The entries below are to be written out exactly, with no images included.
::::
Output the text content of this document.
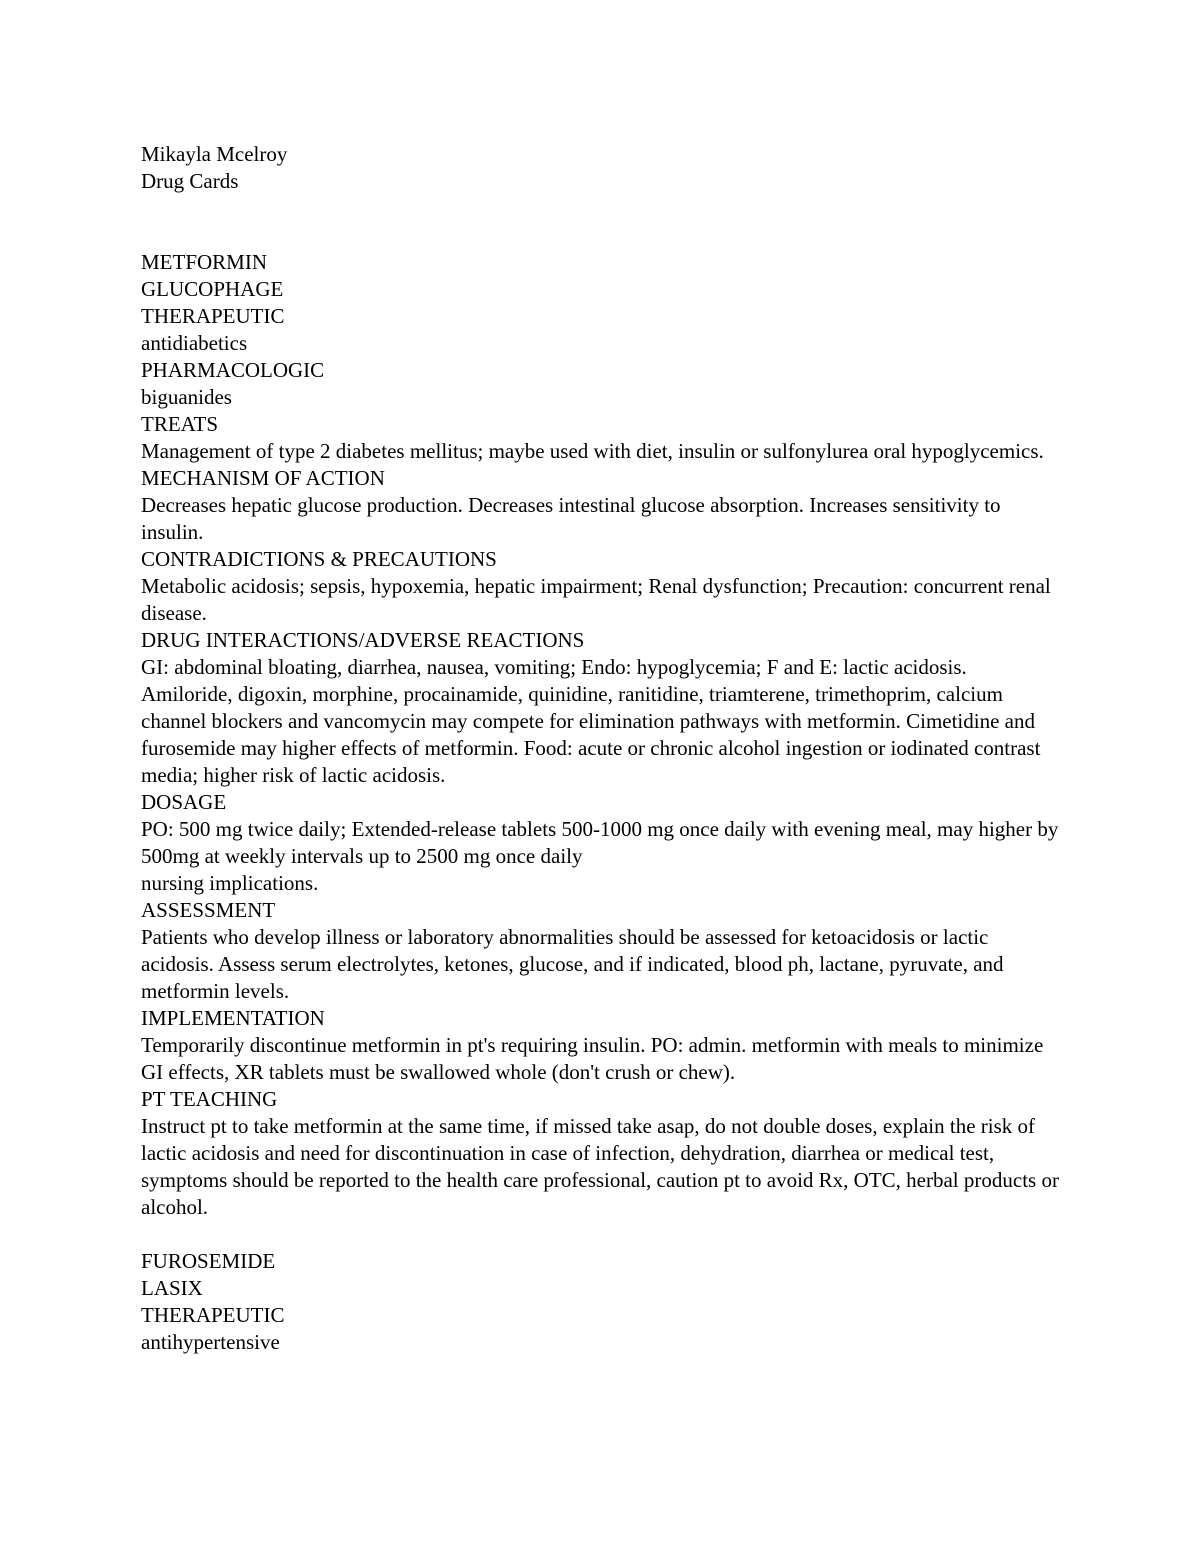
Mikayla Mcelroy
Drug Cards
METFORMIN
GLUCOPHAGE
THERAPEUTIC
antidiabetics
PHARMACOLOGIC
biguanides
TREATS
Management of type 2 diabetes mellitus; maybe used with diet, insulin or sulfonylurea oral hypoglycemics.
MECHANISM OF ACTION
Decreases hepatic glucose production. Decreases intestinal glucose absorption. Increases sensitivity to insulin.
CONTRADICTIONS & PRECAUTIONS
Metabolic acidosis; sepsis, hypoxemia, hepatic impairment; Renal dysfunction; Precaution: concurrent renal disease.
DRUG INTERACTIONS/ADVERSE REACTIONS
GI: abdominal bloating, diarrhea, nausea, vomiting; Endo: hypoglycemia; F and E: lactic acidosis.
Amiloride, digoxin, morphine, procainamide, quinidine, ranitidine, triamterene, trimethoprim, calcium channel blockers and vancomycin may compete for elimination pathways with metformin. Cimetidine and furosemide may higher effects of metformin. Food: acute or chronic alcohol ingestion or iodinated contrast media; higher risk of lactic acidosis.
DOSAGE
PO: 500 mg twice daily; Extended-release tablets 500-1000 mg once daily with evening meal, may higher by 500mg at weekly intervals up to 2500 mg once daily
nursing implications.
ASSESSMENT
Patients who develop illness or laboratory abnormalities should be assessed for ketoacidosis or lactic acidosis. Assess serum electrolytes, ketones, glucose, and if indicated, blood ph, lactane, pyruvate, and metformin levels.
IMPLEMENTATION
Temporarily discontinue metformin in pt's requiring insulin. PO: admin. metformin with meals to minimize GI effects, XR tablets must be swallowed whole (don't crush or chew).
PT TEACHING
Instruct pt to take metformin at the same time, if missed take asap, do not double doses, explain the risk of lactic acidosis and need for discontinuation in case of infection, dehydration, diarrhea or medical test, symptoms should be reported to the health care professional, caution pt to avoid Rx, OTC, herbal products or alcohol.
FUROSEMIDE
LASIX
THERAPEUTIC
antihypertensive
::::
▶ **RESULT FOR THIS EXERCISE**
Output the text content of this document.
Mikayla Mcelroy
Drug Cards
METFORMIN
GLUCOPHAGE
THERAPEUTIC
antidiabetics
PHARMACOLOGIC
biguanides
TREATS
Management of type 2 diabetes mellitus; maybe used with diet, insulin or sulfonylurea oral hypoglycemics.
MECHANISM OF ACTION
Decreases hepatic glucose production. Decreases intestinal glucose absorption. Increases sensitivity to insulin.
CONTRADICTIONS & PRECAUTIONS
Metabolic acidosis; sepsis, hypoxemia, hepatic impairment; Renal dysfunction; Precaution: concurrent renal disease.
DRUG INTERACTIONS/ADVERSE REACTIONS
GI: abdominal bloating, diarrhea, nausea, vomiting; Endo: hypoglycemia; F and E: lactic acidosis.
Amiloride, digoxin, morphine, procainamide, quinidine, ranitidine, triamterene, trimethoprim, calcium channel blockers and vancomycin may compete for elimination pathways with metformin. Cimetidine and furosemide may higher effects of metformin. Food: acute or chronic alcohol ingestion or iodinated contrast media; higher risk of lactic acidosis.
DOSAGE
PO: 500 mg twice daily; Extended-release tablets 500-1000 mg once daily with evening meal, may higher by 500mg at weekly intervals up to 2500 mg once daily
nursing implications.
ASSESSMENT
Patients who develop illness or laboratory abnormalities should be assessed for ketoacidosis or lactic acidosis. Assess serum electrolytes, ketones, glucose, and if indicated, blood ph, lactane, pyruvate, and metformin levels.
IMPLEMENTATION
Temporarily discontinue metformin in pt's requiring insulin. PO: admin. metformin with meals to minimize GI effects, XR tablets must be swallowed whole (don't crush or chew).
PT TEACHING
Instruct pt to take metformin at the same time, if missed take asap, do not double doses, explain the risk of lactic acidosis and need for discontinuation in case of infection, dehydration, diarrhea or medical test, symptoms should be reported to the health care professional, caution pt to avoid Rx, OTC, herbal products or alcohol.
FUROSEMIDE
LASIX
THERAPEUTIC
antihypertensive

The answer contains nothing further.